→ Given records:
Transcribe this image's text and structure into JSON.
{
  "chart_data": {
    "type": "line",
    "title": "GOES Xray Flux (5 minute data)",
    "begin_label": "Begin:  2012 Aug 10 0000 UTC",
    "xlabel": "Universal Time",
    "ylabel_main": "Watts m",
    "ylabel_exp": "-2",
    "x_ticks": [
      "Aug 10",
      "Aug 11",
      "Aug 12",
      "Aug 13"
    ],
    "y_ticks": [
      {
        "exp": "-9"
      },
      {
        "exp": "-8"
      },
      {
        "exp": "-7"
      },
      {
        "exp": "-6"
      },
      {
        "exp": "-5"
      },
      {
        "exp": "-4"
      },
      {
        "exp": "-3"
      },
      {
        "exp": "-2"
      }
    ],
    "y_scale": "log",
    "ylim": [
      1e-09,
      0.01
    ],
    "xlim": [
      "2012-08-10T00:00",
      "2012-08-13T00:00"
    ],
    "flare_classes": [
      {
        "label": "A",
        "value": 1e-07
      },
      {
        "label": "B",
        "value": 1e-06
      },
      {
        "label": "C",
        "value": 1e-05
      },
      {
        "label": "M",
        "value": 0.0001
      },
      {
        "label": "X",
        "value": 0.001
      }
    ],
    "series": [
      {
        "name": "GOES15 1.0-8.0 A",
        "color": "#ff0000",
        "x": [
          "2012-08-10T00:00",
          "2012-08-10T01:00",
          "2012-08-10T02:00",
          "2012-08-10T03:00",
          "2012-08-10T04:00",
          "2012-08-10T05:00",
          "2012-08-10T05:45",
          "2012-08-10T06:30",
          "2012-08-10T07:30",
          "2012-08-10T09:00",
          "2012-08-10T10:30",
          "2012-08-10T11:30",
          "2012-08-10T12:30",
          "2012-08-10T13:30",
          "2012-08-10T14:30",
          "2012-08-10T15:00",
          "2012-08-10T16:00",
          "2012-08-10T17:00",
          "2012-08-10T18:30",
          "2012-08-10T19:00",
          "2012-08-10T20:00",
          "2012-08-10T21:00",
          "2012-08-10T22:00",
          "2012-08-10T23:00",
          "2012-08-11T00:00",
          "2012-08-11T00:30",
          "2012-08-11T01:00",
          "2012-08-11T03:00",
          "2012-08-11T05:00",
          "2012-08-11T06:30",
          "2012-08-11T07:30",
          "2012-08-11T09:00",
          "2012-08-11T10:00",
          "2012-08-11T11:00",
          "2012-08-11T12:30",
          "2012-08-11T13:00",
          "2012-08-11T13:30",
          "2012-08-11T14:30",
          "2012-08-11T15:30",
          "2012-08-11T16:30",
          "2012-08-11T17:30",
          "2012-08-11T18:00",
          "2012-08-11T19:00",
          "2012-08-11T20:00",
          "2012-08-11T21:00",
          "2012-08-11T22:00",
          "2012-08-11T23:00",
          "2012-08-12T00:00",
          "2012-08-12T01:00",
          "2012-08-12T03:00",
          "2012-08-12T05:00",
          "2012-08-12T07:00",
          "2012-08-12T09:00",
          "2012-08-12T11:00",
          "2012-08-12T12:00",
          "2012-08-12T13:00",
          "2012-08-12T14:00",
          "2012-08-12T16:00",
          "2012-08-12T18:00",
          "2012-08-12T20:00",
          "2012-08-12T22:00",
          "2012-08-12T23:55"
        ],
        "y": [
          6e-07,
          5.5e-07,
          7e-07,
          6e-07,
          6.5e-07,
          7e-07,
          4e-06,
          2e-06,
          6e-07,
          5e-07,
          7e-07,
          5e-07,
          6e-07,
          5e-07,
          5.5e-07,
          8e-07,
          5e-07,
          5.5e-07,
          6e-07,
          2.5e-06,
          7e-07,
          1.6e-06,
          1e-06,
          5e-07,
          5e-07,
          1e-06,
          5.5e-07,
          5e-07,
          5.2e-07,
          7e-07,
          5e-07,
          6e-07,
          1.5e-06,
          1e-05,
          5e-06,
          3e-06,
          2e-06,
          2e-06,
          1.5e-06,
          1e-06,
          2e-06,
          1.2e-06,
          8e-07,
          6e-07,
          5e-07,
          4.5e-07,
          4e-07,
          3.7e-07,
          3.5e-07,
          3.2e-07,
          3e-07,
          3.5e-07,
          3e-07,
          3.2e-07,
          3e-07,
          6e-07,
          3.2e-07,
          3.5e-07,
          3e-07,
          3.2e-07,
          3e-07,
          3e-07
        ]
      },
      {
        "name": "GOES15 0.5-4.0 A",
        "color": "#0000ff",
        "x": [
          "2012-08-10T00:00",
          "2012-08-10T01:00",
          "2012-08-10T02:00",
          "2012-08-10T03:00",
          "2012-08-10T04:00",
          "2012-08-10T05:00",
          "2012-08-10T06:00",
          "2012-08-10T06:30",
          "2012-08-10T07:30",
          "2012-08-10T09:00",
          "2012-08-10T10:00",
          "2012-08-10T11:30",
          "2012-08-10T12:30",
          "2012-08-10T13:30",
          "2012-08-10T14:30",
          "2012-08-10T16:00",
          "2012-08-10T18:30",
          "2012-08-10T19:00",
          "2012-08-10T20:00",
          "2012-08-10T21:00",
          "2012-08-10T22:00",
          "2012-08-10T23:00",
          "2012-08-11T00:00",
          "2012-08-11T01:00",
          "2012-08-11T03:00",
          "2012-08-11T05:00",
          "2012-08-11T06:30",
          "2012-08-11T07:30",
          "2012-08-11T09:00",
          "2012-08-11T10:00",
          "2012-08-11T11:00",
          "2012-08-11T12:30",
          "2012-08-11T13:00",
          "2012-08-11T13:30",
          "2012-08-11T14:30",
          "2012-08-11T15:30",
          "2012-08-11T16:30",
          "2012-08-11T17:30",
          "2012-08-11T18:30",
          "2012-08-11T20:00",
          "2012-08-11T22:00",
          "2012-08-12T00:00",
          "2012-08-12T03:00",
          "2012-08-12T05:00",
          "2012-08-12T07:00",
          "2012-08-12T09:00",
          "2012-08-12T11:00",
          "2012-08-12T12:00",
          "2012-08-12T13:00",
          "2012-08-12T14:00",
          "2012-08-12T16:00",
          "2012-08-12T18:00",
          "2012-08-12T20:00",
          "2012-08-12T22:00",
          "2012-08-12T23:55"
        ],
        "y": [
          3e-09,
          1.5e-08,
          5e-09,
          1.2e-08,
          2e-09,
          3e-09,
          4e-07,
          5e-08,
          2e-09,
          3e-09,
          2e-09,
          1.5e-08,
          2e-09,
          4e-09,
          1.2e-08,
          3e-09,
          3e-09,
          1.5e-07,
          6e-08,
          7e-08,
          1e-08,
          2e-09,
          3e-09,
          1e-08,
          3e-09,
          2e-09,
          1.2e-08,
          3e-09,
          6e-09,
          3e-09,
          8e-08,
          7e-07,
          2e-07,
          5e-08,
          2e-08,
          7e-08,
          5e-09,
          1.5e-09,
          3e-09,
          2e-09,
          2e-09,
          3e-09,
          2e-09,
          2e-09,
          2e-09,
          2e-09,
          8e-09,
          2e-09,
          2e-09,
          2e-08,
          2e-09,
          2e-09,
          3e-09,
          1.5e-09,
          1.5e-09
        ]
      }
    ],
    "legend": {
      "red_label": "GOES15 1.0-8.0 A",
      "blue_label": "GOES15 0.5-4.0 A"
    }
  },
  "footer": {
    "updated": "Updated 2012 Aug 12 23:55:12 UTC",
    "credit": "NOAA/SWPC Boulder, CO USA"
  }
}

→ What needs to be done: Copy out every line of the data that includes the word "value".

→ Exercise response:
        "value": 1e-07
        "value": 1e-06
        "value": 1e-05
        "value": 0.0001
        "value": 0.001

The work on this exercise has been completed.